Collected data >>
━━━━━━━━━━━━━━━━━━━━

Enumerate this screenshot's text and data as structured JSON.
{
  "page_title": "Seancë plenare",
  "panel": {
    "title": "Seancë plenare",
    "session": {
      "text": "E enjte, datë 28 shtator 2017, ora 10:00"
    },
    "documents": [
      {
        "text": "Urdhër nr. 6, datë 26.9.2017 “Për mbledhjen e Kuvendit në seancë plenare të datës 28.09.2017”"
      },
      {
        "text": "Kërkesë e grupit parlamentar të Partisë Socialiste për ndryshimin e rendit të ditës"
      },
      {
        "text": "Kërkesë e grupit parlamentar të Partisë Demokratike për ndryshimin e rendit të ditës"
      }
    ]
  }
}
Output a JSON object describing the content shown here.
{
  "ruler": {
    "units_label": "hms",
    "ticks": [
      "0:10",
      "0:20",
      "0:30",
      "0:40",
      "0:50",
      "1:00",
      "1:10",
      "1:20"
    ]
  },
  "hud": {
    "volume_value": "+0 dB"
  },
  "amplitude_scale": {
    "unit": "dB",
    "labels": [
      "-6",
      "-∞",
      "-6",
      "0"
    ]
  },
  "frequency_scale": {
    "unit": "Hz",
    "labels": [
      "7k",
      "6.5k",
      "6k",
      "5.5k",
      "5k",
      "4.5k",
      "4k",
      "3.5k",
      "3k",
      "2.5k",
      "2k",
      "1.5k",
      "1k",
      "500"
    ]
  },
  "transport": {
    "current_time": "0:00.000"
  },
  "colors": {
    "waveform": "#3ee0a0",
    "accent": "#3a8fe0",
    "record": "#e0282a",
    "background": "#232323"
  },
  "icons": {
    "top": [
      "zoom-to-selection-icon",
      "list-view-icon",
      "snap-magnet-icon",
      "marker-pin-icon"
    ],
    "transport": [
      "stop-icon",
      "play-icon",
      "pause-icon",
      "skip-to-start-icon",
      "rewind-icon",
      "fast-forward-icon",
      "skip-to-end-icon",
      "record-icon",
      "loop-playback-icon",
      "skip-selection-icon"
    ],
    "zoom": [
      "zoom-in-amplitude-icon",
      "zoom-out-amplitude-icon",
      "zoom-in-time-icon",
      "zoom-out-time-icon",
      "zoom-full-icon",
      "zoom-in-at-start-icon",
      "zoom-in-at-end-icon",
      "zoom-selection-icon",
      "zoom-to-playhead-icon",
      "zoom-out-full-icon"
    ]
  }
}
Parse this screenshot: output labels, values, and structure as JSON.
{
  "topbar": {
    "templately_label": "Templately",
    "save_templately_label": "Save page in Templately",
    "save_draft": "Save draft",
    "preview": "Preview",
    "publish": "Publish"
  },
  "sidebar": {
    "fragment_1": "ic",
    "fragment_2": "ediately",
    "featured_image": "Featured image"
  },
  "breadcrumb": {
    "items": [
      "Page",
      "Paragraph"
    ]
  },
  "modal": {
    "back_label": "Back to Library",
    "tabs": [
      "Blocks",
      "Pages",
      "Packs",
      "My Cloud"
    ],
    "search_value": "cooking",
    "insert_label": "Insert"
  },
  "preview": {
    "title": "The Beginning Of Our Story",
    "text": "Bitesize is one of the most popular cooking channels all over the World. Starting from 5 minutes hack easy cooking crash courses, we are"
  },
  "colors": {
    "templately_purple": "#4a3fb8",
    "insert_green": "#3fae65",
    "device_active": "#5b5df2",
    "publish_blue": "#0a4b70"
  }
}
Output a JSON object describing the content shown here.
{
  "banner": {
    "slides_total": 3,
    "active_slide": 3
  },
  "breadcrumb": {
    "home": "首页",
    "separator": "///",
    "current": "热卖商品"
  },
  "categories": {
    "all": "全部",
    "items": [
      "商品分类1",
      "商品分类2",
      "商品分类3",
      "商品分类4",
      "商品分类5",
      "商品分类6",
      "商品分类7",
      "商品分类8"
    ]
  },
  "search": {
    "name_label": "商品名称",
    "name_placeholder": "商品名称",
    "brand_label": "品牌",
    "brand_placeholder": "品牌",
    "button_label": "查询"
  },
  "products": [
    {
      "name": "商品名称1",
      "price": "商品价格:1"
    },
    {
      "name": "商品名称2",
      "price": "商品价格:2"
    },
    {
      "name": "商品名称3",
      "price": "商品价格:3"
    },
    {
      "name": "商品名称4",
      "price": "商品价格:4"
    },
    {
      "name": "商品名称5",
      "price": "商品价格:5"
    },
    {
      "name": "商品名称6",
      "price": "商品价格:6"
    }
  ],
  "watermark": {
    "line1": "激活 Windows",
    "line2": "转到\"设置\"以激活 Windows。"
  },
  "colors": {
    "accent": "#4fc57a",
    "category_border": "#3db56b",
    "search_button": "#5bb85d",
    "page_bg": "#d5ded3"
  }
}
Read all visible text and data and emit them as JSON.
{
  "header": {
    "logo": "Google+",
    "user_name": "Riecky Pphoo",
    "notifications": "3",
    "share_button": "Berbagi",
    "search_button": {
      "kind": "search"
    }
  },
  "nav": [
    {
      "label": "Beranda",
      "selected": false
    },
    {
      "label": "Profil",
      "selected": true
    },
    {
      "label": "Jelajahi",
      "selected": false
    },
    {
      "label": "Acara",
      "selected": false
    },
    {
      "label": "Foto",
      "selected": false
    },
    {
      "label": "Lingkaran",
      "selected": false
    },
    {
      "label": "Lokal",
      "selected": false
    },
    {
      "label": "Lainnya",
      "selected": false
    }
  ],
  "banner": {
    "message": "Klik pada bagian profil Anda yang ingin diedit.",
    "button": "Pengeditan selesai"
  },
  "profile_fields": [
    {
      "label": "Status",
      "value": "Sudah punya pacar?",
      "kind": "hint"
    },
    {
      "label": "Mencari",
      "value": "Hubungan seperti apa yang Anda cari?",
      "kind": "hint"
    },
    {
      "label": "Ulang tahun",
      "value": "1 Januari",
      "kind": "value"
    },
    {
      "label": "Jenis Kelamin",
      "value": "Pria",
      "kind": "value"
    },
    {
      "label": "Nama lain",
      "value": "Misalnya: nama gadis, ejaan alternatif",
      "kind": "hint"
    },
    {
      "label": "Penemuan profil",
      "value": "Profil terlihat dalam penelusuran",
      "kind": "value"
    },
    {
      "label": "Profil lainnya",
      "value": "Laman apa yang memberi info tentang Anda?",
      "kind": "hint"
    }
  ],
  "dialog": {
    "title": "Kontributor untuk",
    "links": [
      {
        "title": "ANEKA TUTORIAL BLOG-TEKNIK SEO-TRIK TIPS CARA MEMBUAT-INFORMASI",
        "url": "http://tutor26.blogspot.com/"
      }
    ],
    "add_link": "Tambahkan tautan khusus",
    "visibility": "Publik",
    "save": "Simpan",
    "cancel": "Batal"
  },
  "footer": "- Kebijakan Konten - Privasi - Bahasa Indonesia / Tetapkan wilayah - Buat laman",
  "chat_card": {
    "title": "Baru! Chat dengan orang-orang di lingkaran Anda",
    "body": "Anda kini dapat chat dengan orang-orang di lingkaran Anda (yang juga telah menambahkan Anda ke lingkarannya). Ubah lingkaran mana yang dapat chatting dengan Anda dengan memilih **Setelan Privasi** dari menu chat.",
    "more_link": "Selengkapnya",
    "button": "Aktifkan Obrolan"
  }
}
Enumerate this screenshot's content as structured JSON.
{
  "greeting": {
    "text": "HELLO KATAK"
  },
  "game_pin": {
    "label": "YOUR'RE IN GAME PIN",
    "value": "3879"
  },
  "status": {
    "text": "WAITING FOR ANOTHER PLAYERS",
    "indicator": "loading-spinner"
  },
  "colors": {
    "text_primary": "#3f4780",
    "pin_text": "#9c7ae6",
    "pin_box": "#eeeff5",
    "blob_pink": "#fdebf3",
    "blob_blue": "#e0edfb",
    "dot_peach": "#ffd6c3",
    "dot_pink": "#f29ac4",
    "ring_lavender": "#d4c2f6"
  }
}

━━━━━━━━━━━━━━━━━━━━

Exercise directions >>
Emit verbatim the lines running from the one with "Enumerate this screenshot's content" through the last line of the data, both endpoints inclusive.

Exercise output >>
Enumerate this screenshot's content as structured JSON.
{
  "greeting": {
    "text": "HELLO KATAK"
  },
  "game_pin": {
    "label": "YOUR'RE IN GAME PIN",
    "value": "3879"
  },
  "status": {
    "text": "WAITING FOR ANOTHER PLAYERS",
    "indicator": "loading-spinner"
  },
  "colors": {
    "text_primary": "#3f4780",
    "pin_text": "#9c7ae6",
    "pin_box": "#eeeff5",
    "blob_pink": "#fdebf3",
    "blob_blue": "#e0edfb",
    "dot_peach": "#ffd6c3",
    "dot_pink": "#f29ac4",
    "ring_lavender": "#d4c2f6"
  }
}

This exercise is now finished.